Instructions for the task.
Output each line of the material exactly as it stands.
* * * * * * *
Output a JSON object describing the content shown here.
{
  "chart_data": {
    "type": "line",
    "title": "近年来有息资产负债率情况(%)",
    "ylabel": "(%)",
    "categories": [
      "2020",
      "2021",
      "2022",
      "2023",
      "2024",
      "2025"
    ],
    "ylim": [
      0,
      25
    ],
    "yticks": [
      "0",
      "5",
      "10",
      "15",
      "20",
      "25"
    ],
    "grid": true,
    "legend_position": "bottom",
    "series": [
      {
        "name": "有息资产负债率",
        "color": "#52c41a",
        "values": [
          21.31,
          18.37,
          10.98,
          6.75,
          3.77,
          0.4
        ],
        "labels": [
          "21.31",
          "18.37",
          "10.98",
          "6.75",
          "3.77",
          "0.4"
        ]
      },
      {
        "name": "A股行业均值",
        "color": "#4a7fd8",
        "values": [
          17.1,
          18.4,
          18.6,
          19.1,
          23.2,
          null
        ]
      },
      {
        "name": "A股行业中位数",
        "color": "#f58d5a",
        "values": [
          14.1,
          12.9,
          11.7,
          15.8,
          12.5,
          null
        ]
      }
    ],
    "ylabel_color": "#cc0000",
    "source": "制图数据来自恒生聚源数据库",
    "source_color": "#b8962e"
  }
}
* * * * * * *
Result for this exercise.
Output a JSON object describing the content shown here.
{
  "chart_data": {
    "type": "line",
    "title": "近年来有息资产负债率情况(%)",
    "ylabel": "(%)",
    "categories": [
      "2020",
      "2021",
      "2022",
      "2023",
      "2024",
      "2025"
    ],
    "ylim": [
      0,
      25
    ],
    "yticks": [
      "0",
      "5",
      "10",
      "15",
      "20",
      "25"
    ],
    "grid": true,
    "legend_position": "bottom",
    "series": [
      {
        "name": "有息资产负债率",
        "color": "#52c41a",
        "values": [
          21.31,
          18.37,
          10.98,
          6.75,
          3.77,
          0.4
        ],
        "labels": [
          "21.31",
          "18.37",
          "10.98",
          "6.75",
          "3.77",
          "0.4"
        ]
      },
      {
        "name": "A股行业均值",
        "color": "#4a7fd8",
        "values": [
          17.1,
          18.4,
          18.6,
          19.1,
          23.2,
          null
        ]
      },
      {
        "name": "A股行业中位数",
        "color": "#f58d5a",
        "values": [
          14.1,
          12.9,
          11.7,
          15.8,
          12.5,
          null
        ]
      }
    ],
    "ylabel_color": "#cc0000",
    "source": "制图数据来自恒生聚源数据库",
    "source_color": "#b8962e"
  }
}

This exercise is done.